Stored records
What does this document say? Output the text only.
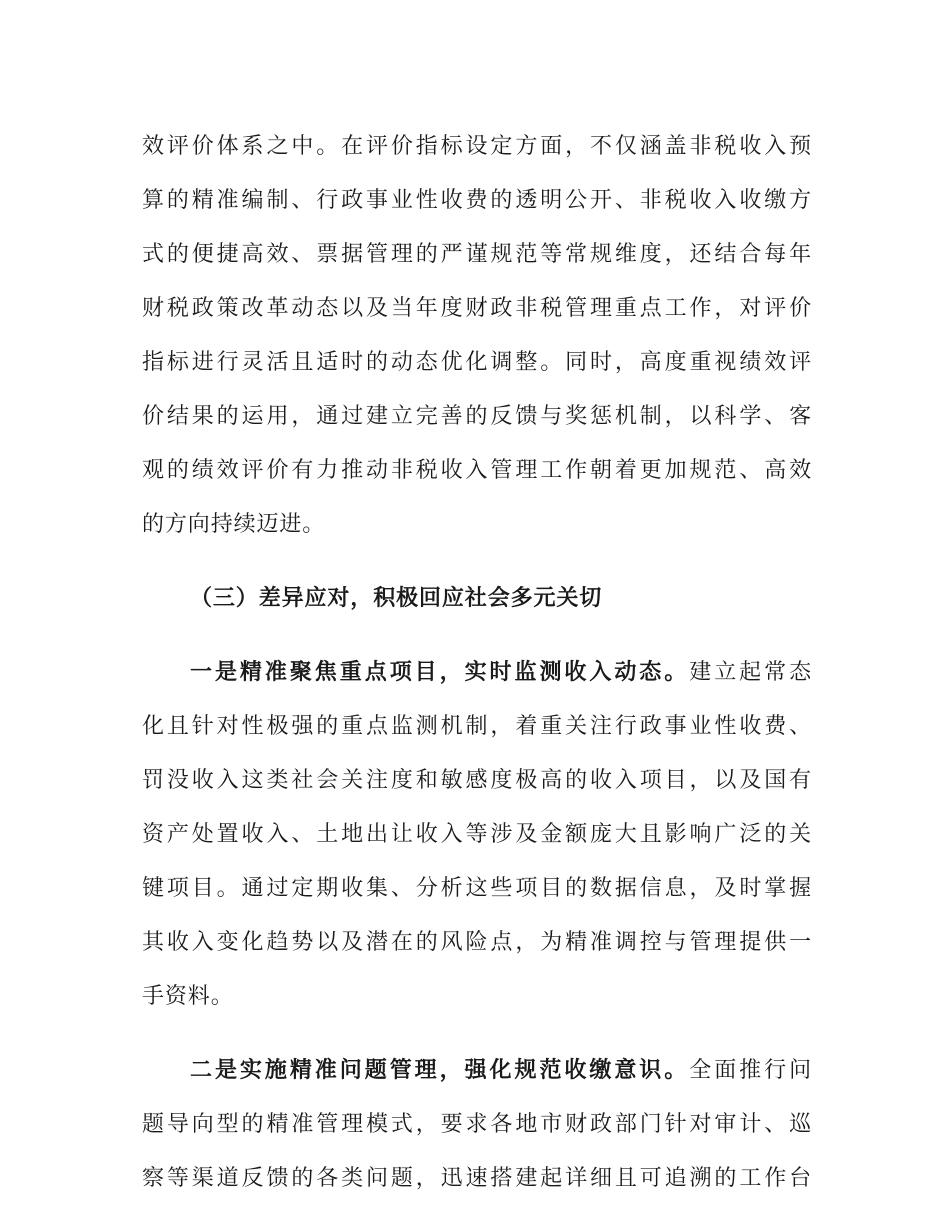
效评价体系之中。在评价指标设定方面，不仅涵盖非税收入预
算的精准编制、行政事业性收费的透明公开、非税收入收缴方
式的便捷高效、票据管理的严谨规范等常规维度，还结合每年
财税政策改革动态以及当年度财政非税管理重点工作，对评价
指标进行灵活且适时的动态优化调整。同时，高度重视绩效评
价结果的运用，通过建立完善的反馈与奖惩机制，以科学、客
观的绩效评价有力推动非税收入管理工作朝着更加规范、高效
的方向持续迈进。
（三）差异应对，积极回应社会多元关切
一是精准聚焦重点项目，实时监测收入动态。建立起常态
化且针对性极强的重点监测机制，着重关注行政事业性收费、
罚没收入这类社会关注度和敏感度极高的收入项目，以及国有
资产处置收入、土地出让收入等涉及金额庞大且影响广泛的关
键项目。通过定期收集、分析这些项目的数据信息，及时掌握
其收入变化趋势以及潜在的风险点，为精准调控与管理提供一
手资料。
二是实施精准问题管理，强化规范收缴意识。全面推行问
题导向型的精准管理模式，要求各地市财政部门针对审计、巡
察等渠道反馈的各类问题，迅速搭建起详细且可追溯的工作台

What you should do
Every line above should be repeated exactly; pictures stay out of the copy.

Worked solution
What does this document say? Output the text only.
效评价体系之中。在评价指标设定方面，不仅涵盖非税收入预
算的精准编制、行政事业性收费的透明公开、非税收入收缴方
式的便捷高效、票据管理的严谨规范等常规维度，还结合每年
财税政策改革动态以及当年度财政非税管理重点工作，对评价
指标进行灵活且适时的动态优化调整。同时，高度重视绩效评
价结果的运用，通过建立完善的反馈与奖惩机制，以科学、客
观的绩效评价有力推动非税收入管理工作朝着更加规范、高效
的方向持续迈进。
（三）差异应对，积极回应社会多元关切
一是精准聚焦重点项目，实时监测收入动态。建立起常态
化且针对性极强的重点监测机制，着重关注行政事业性收费、
罚没收入这类社会关注度和敏感度极高的收入项目，以及国有
资产处置收入、土地出让收入等涉及金额庞大且影响广泛的关
键项目。通过定期收集、分析这些项目的数据信息，及时掌握
其收入变化趋势以及潜在的风险点，为精准调控与管理提供一
手资料。
二是实施精准问题管理，强化规范收缴意识。全面推行问
题导向型的精准管理模式，要求各地市财政部门针对审计、巡
察等渠道反馈的各类问题，迅速搭建起详细且可追溯的工作台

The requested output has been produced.